▸ ENTRIES SUPPLIED
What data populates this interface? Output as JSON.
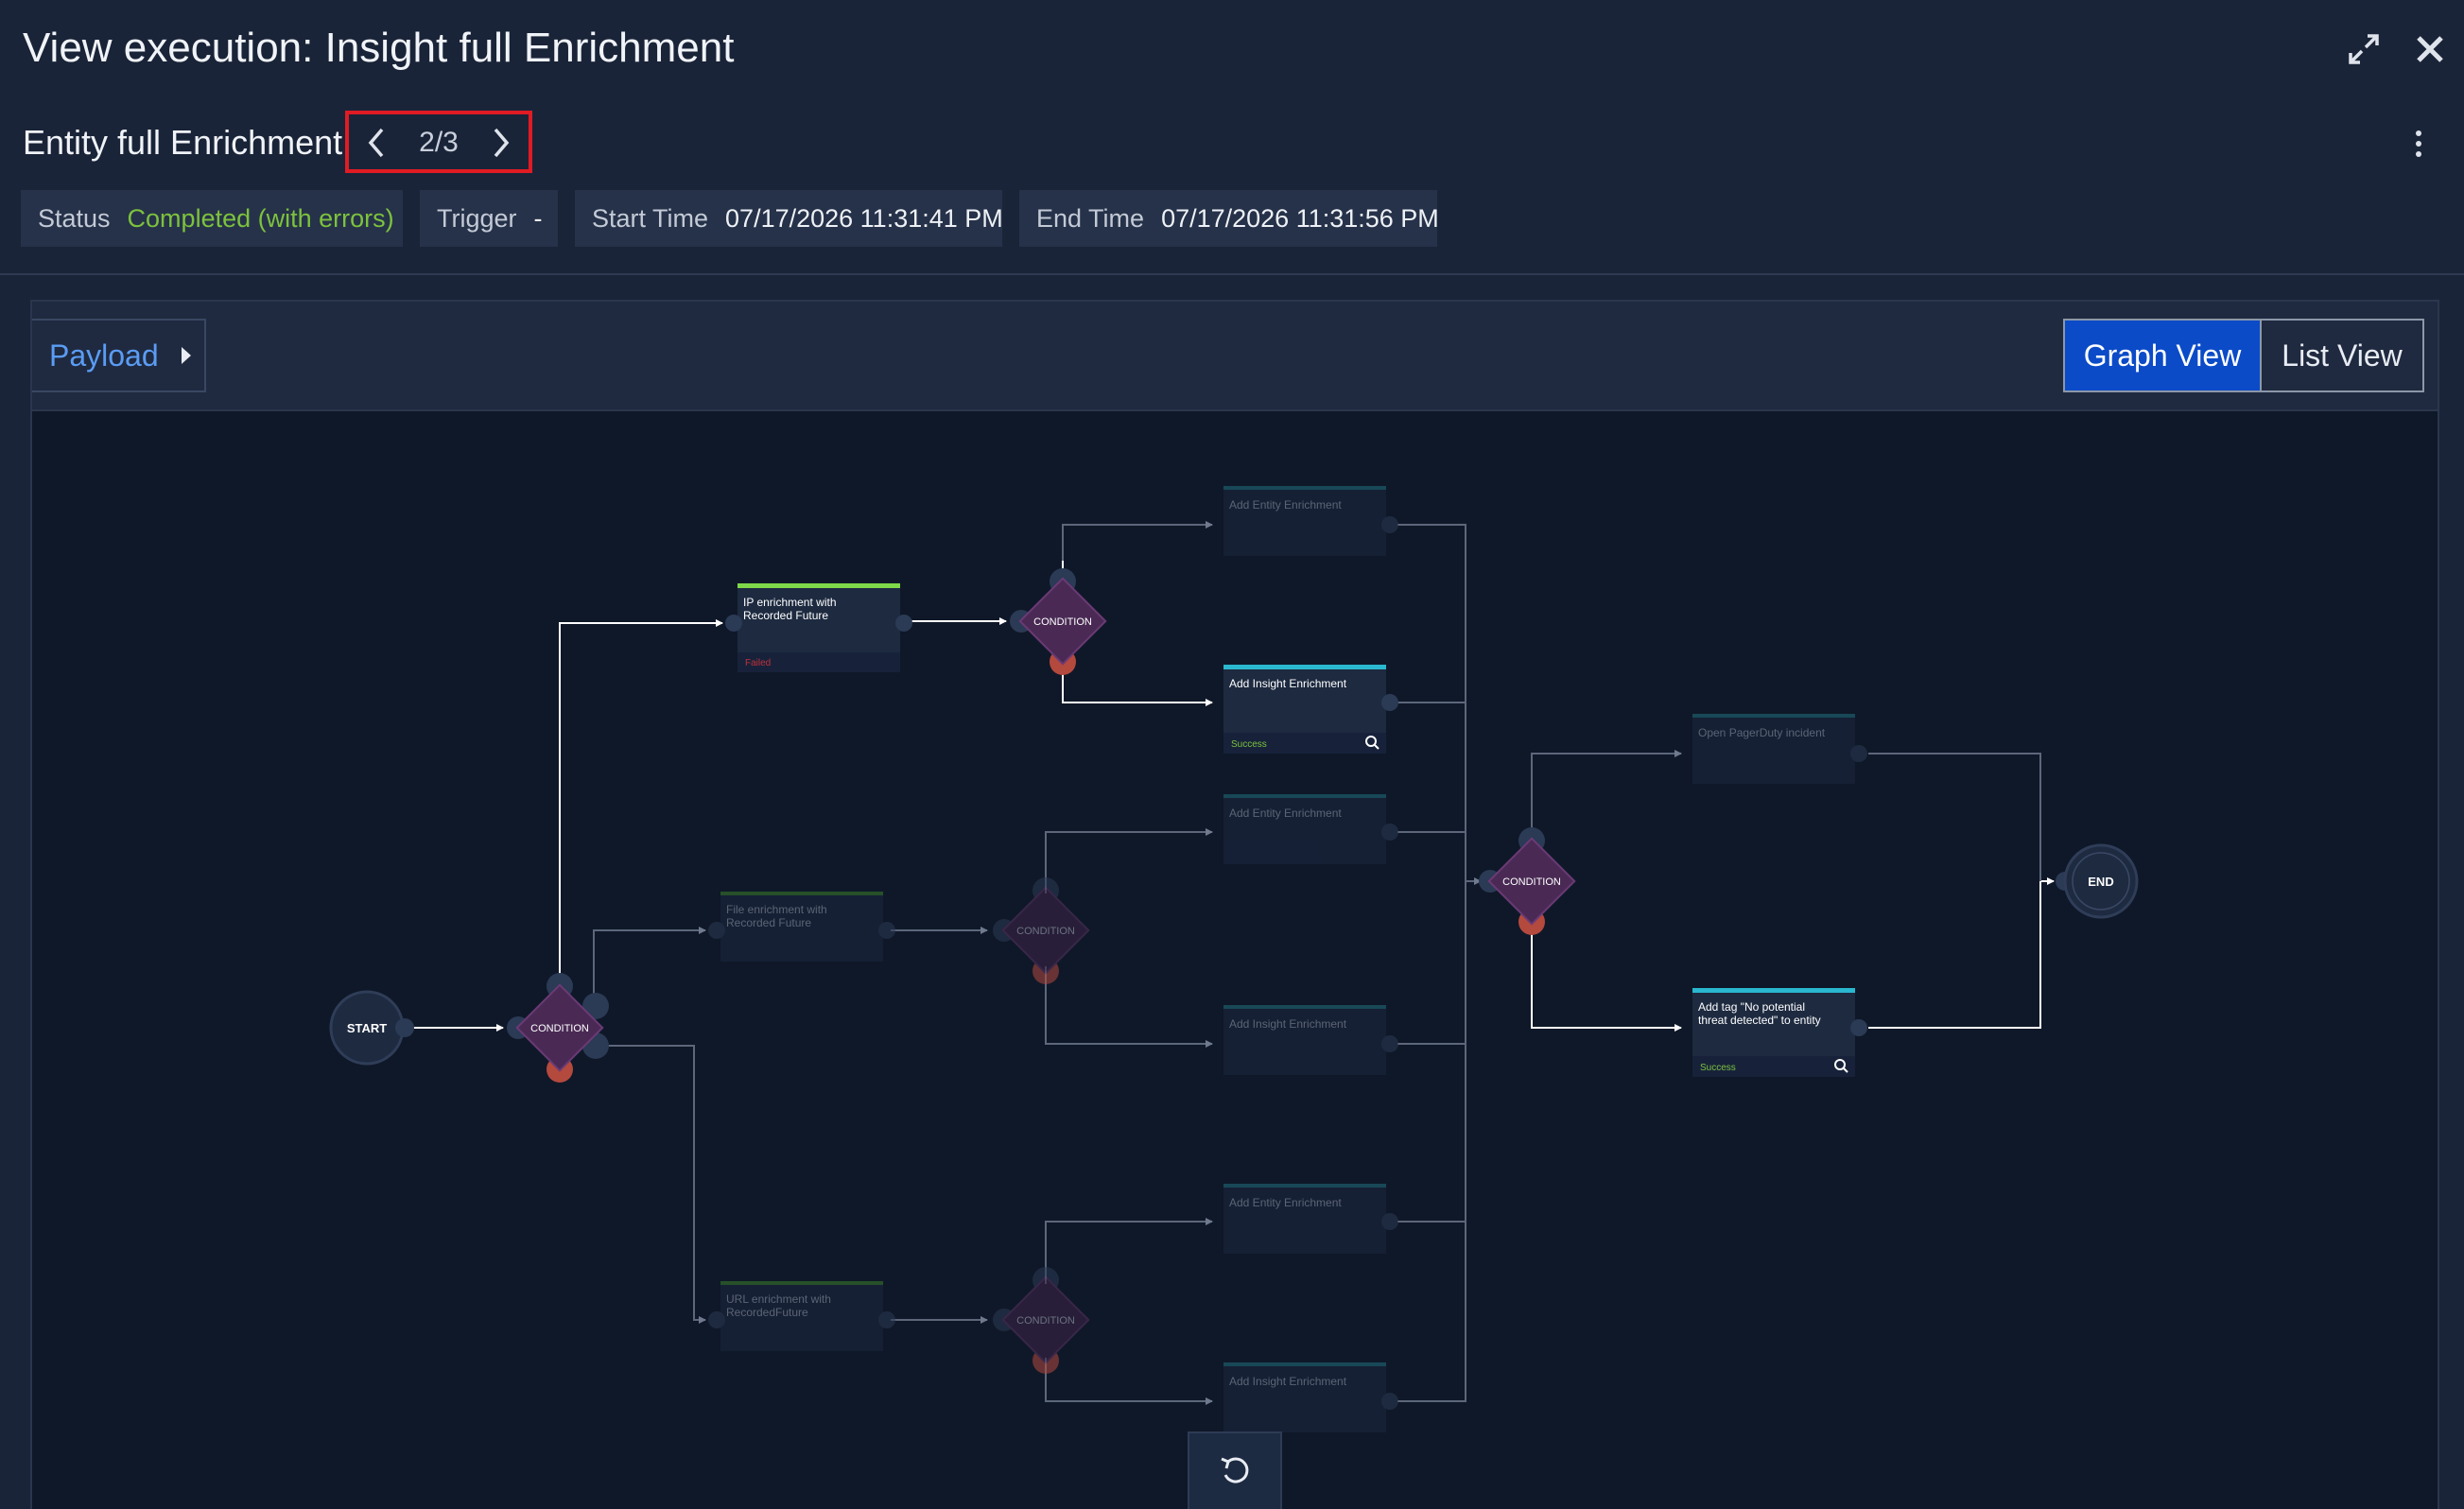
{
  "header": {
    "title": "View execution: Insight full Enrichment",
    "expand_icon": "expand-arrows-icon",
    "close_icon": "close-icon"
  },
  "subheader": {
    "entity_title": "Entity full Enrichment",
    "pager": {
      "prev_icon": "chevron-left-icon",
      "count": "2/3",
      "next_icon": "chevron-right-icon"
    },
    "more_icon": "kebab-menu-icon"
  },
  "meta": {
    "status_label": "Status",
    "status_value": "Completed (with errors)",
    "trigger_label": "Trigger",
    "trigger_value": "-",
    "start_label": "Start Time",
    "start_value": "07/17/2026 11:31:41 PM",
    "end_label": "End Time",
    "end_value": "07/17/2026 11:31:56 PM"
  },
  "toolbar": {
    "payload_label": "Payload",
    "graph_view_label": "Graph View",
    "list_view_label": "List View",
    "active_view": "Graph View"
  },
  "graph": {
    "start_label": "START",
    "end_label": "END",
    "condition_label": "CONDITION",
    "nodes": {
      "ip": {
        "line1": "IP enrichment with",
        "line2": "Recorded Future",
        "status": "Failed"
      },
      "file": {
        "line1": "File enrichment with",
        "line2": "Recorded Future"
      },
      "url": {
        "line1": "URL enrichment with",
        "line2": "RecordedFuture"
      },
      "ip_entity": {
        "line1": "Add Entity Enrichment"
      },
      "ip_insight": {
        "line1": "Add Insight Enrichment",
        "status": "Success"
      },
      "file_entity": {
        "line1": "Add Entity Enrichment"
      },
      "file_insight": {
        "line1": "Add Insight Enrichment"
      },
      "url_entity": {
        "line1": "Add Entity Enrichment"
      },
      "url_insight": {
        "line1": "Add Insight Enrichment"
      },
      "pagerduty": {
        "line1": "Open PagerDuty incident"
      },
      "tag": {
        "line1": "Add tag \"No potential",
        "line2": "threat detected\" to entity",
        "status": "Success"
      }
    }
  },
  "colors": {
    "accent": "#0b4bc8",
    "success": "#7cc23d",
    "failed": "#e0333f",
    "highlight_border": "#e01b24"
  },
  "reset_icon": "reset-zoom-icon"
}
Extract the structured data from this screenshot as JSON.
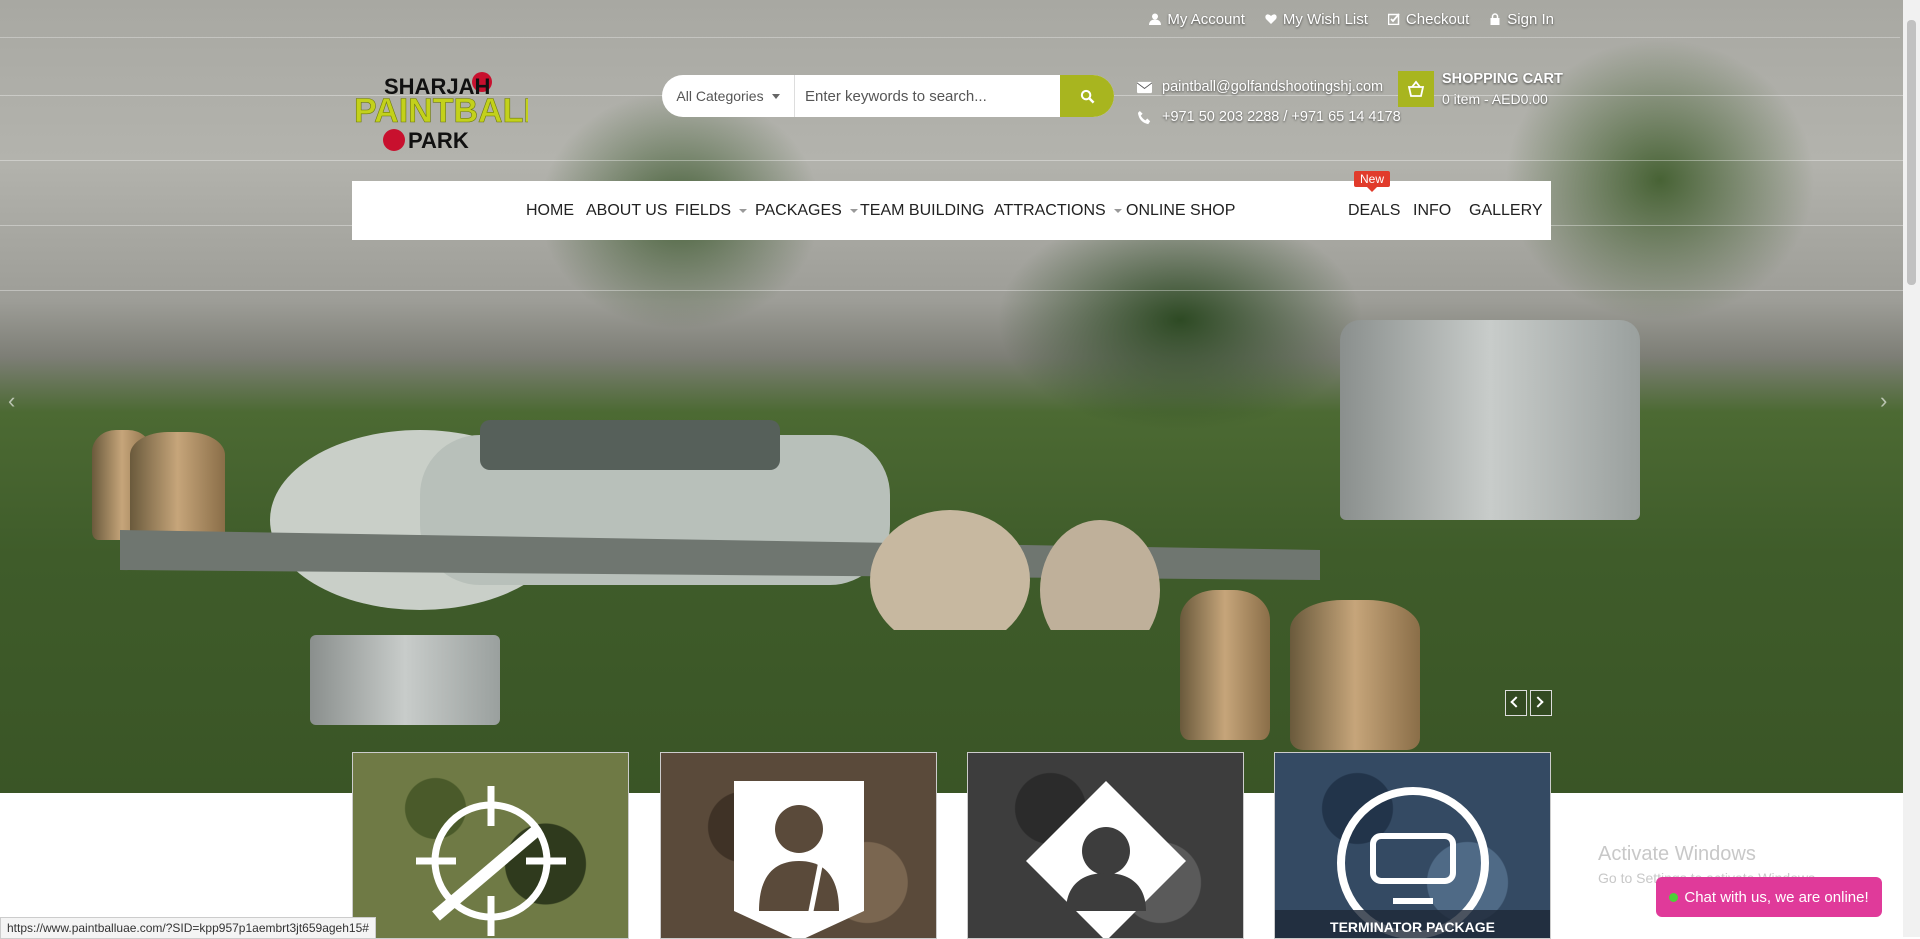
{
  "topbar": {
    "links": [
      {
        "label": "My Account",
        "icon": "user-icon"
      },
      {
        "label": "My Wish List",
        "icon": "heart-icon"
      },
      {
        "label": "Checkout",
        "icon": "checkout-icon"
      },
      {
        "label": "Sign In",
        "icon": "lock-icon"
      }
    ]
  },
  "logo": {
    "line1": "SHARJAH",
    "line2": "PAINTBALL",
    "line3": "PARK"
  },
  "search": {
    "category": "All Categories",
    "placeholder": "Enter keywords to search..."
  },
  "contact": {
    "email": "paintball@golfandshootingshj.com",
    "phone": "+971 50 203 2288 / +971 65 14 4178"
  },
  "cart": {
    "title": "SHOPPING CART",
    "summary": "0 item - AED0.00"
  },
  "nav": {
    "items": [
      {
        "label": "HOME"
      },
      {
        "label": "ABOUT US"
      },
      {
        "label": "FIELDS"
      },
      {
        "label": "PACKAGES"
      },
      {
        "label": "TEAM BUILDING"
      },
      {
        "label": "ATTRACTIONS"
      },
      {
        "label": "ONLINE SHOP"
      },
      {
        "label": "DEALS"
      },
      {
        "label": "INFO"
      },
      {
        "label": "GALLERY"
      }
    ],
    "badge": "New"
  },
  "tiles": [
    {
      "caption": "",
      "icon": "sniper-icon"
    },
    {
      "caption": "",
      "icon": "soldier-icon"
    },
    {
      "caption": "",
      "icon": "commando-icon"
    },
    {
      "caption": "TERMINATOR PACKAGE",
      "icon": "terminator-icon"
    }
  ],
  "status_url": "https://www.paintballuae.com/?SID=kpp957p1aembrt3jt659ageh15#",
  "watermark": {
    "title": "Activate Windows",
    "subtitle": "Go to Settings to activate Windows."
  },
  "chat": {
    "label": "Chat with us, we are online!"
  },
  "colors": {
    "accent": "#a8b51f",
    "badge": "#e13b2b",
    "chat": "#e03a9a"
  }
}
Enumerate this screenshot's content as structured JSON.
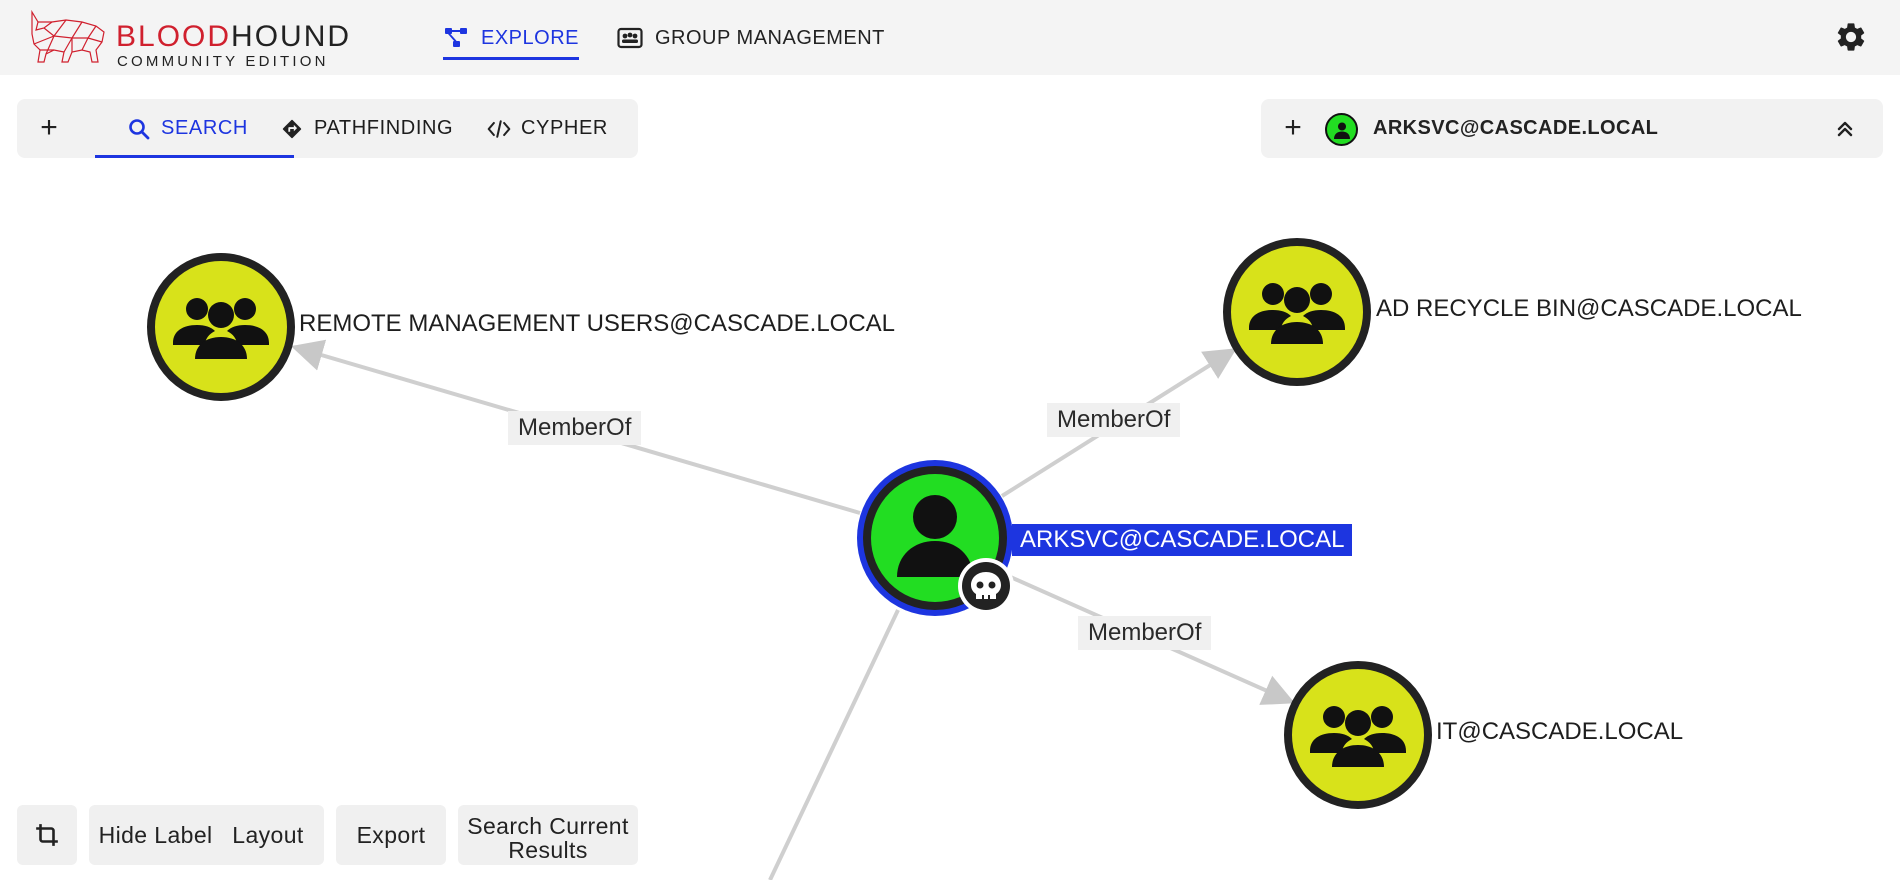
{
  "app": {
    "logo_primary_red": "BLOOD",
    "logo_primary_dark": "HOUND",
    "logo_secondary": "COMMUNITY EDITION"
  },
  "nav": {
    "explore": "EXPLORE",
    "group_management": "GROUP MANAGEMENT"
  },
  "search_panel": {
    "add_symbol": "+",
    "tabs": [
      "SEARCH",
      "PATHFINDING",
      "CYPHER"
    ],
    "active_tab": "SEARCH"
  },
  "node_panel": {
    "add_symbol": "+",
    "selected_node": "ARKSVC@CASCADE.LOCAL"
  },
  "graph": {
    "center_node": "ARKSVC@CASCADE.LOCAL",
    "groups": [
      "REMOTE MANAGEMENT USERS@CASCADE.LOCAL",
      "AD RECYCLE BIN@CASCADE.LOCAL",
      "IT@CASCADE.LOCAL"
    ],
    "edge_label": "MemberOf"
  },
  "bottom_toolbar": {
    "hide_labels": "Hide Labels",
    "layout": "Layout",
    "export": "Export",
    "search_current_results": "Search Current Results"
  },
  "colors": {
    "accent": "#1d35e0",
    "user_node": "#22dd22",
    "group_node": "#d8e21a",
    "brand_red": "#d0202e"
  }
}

▸ PROBLEM
Copy out the listing exactly as it stands, but not the pictures.

▸ ANSWER FOR THE TASK
What data populates this interface? Output as JSON.
{
  "header": {
    "title": "View execution: Insight full Enrichment",
    "expand_icon": "expand-arrows-icon",
    "close_icon": "close-icon"
  },
  "subheader": {
    "entity_title": "Entity full Enrichment",
    "pager": {
      "prev_icon": "chevron-left-icon",
      "count": "2/3",
      "next_icon": "chevron-right-icon"
    },
    "more_icon": "kebab-menu-icon"
  },
  "meta": {
    "status_label": "Status",
    "status_value": "Completed (with errors)",
    "trigger_label": "Trigger",
    "trigger_value": "-",
    "start_label": "Start Time",
    "start_value": "07/17/2026 11:31:41 PM",
    "end_label": "End Time",
    "end_value": "07/17/2026 11:31:56 PM"
  },
  "toolbar": {
    "payload_label": "Payload",
    "graph_view_label": "Graph View",
    "list_view_label": "List View",
    "active_view": "Graph View"
  },
  "graph": {
    "start_label": "START",
    "end_label": "END",
    "condition_label": "CONDITION",
    "nodes": {
      "ip": {
        "line1": "IP enrichment with",
        "line2": "Recorded Future",
        "status": "Failed"
      },
      "file": {
        "line1": "File enrichment with",
        "line2": "Recorded Future"
      },
      "url": {
        "line1": "URL enrichment with",
        "line2": "RecordedFuture"
      },
      "ip_entity": {
        "line1": "Add Entity Enrichment"
      },
      "ip_insight": {
        "line1": "Add Insight Enrichment",
        "status": "Success"
      },
      "file_entity": {
        "line1": "Add Entity Enrichment"
      },
      "file_insight": {
        "line1": "Add Insight Enrichment"
      },
      "url_entity": {
        "line1": "Add Entity Enrichment"
      },
      "url_insight": {
        "line1": "Add Insight Enrichment"
      },
      "pagerduty": {
        "line1": "Open PagerDuty incident"
      },
      "tag": {
        "line1": "Add tag \"No potential",
        "line2": "threat detected\" to entity",
        "status": "Success"
      }
    }
  },
  "colors": {
    "accent": "#0b4bc8",
    "success": "#7cc23d",
    "failed": "#e0333f",
    "highlight_border": "#e01b24"
  },
  "reset_icon": "reset-zoom-icon"
}
Extract the structured data from this screenshot as JSON.
{
  "topbar": {
    "links": [
      {
        "label": "My Account",
        "icon": "user-icon"
      },
      {
        "label": "My Wish List",
        "icon": "heart-icon"
      },
      {
        "label": "Checkout",
        "icon": "checkout-icon"
      },
      {
        "label": "Sign In",
        "icon": "lock-icon"
      }
    ]
  },
  "logo": {
    "line1": "SHARJAH",
    "line2": "PAINTBALL",
    "line3": "PARK"
  },
  "search": {
    "category": "All Categories",
    "placeholder": "Enter keywords to search..."
  },
  "contact": {
    "email": "paintball@golfandshootingshj.com",
    "phone": "+971 50 203 2288 / +971 65 14 4178"
  },
  "cart": {
    "title": "SHOPPING CART",
    "summary": "0 item - AED0.00"
  },
  "nav": {
    "items": [
      {
        "label": "HOME"
      },
      {
        "label": "ABOUT US"
      },
      {
        "label": "FIELDS"
      },
      {
        "label": "PACKAGES"
      },
      {
        "label": "TEAM BUILDING"
      },
      {
        "label": "ATTRACTIONS"
      },
      {
        "label": "ONLINE SHOP"
      },
      {
        "label": "DEALS"
      },
      {
        "label": "INFO"
      },
      {
        "label": "GALLERY"
      }
    ],
    "badge": "New"
  },
  "tiles": [
    {
      "caption": "",
      "icon": "sniper-icon"
    },
    {
      "caption": "",
      "icon": "soldier-icon"
    },
    {
      "caption": "",
      "icon": "commando-icon"
    },
    {
      "caption": "TERMINATOR PACKAGE",
      "icon": "terminator-icon"
    }
  ],
  "status_url": "https://www.paintballuae.com/?SID=kpp957p1aembrt3jt659ageh15#",
  "watermark": {
    "title": "Activate Windows",
    "subtitle": "Go to Settings to activate Windows."
  },
  "chat": {
    "label": "Chat with us, we are online!"
  },
  "colors": {
    "accent": "#a8b51f",
    "badge": "#e13b2b",
    "chat": "#e03a9a"
  }
}
Enumerate this screenshot's content as structured JSON.
{
  "app": {
    "logo_primary_red": "BLOOD",
    "logo_primary_dark": "HOUND",
    "logo_secondary": "COMMUNITY EDITION"
  },
  "nav": {
    "explore": "EXPLORE",
    "group_management": "GROUP MANAGEMENT"
  },
  "search_panel": {
    "add_symbol": "+",
    "tabs": [
      "SEARCH",
      "PATHFINDING",
      "CYPHER"
    ],
    "active_tab": "SEARCH"
  },
  "node_panel": {
    "add_symbol": "+",
    "selected_node": "ARKSVC@CASCADE.LOCAL"
  },
  "graph": {
    "center_node": "ARKSVC@CASCADE.LOCAL",
    "groups": [
      "REMOTE MANAGEMENT USERS@CASCADE.LOCAL",
      "AD RECYCLE BIN@CASCADE.LOCAL",
      "IT@CASCADE.LOCAL"
    ],
    "edge_label": "MemberOf"
  },
  "bottom_toolbar": {
    "hide_labels": "Hide Labels",
    "layout": "Layout",
    "export": "Export",
    "search_current_results": "Search Current Results"
  },
  "colors": {
    "accent": "#1d35e0",
    "user_node": "#22dd22",
    "group_node": "#d8e21a",
    "brand_red": "#d0202e"
  }
}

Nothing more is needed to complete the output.